**REQUIREMENT**.
Your task is to gather the lines below that hold the string "Information".

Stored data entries
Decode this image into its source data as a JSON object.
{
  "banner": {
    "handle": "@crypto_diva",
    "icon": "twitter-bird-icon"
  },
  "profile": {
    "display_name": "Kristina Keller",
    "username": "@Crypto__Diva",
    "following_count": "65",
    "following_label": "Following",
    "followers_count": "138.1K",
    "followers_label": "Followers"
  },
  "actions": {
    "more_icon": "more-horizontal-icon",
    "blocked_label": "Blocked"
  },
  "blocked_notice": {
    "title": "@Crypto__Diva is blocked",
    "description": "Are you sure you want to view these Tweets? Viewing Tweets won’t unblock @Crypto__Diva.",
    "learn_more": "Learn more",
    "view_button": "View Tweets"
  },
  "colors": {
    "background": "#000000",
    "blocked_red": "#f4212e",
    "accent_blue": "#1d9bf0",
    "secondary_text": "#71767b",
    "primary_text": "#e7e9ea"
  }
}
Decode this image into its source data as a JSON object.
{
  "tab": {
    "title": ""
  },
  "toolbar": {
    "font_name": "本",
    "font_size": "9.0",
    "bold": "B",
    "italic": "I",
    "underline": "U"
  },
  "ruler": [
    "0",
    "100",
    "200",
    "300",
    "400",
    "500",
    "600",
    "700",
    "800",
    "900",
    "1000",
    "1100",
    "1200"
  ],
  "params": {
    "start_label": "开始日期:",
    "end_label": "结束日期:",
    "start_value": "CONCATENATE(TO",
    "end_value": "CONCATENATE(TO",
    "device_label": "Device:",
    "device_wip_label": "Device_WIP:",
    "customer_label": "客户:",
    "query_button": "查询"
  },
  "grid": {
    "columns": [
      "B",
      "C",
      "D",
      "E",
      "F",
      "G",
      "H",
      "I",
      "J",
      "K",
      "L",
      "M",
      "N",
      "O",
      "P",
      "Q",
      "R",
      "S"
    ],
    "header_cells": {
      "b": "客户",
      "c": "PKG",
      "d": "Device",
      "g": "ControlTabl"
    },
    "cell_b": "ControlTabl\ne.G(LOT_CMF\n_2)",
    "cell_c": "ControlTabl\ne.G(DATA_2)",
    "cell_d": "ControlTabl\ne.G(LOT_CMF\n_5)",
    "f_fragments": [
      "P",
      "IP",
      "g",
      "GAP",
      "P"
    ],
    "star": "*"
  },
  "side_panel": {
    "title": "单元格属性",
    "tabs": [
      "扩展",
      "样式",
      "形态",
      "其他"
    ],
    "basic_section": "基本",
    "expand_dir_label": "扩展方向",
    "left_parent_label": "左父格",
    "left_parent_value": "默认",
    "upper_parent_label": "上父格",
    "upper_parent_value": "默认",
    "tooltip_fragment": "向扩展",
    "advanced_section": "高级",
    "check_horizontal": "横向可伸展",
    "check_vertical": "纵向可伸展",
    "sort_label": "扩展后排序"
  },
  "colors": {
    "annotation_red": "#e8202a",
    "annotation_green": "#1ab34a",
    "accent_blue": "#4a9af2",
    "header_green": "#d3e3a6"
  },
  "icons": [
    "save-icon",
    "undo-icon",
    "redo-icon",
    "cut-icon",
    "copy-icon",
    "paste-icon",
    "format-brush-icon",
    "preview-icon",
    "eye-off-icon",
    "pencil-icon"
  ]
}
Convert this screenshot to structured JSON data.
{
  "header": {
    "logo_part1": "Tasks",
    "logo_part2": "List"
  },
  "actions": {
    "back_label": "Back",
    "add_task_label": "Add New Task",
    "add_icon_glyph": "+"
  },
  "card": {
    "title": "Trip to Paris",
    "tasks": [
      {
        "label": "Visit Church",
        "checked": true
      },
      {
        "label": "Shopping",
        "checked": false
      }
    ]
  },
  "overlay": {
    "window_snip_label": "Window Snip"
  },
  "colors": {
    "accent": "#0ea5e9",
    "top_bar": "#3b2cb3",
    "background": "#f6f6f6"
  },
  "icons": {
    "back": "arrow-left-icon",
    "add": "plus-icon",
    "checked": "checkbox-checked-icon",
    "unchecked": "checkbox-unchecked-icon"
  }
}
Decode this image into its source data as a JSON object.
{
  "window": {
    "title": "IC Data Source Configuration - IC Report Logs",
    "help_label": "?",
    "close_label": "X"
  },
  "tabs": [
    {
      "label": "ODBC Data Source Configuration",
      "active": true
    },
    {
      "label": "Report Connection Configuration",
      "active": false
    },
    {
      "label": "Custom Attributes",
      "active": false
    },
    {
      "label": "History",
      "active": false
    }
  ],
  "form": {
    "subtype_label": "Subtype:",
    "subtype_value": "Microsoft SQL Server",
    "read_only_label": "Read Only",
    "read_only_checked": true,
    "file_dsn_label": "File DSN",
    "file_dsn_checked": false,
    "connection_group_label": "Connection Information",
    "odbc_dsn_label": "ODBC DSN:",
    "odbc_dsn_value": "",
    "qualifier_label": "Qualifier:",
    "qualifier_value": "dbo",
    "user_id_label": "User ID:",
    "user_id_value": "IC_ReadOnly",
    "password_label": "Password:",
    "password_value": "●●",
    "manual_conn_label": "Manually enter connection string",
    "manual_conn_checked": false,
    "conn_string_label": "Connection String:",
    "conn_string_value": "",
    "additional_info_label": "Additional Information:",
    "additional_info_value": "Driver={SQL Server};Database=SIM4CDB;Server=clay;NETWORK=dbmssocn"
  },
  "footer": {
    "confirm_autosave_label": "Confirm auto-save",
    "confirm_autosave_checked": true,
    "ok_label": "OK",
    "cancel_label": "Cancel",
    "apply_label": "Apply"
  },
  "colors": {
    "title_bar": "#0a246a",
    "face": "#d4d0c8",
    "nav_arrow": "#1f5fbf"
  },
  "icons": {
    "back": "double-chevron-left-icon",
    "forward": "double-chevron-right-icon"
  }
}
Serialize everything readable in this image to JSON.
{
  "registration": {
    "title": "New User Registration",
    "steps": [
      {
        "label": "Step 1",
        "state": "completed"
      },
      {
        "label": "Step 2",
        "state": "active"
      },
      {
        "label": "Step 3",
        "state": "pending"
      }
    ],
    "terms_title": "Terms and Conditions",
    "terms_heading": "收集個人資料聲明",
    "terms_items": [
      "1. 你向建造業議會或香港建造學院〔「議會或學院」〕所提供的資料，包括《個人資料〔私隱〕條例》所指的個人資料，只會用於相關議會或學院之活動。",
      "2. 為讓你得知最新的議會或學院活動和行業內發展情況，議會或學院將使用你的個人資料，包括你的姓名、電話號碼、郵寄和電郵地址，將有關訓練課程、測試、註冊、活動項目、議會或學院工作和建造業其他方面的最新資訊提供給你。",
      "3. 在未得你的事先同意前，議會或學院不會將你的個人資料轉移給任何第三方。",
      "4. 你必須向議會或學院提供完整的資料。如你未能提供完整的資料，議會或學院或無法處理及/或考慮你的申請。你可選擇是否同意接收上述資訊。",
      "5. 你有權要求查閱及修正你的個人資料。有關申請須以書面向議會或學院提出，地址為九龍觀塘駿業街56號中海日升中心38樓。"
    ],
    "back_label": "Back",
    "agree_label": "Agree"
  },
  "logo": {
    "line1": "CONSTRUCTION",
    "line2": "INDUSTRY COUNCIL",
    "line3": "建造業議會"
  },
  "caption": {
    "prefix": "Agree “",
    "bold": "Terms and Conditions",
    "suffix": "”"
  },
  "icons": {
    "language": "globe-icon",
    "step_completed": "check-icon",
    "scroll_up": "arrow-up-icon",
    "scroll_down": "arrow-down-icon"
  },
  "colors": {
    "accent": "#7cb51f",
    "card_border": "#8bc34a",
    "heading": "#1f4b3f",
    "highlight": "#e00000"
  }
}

**RESULT OF THIS EXERCISE**.
    "connection_group_label": "Connection Information",
    "additional_info_label": "Additional Information:",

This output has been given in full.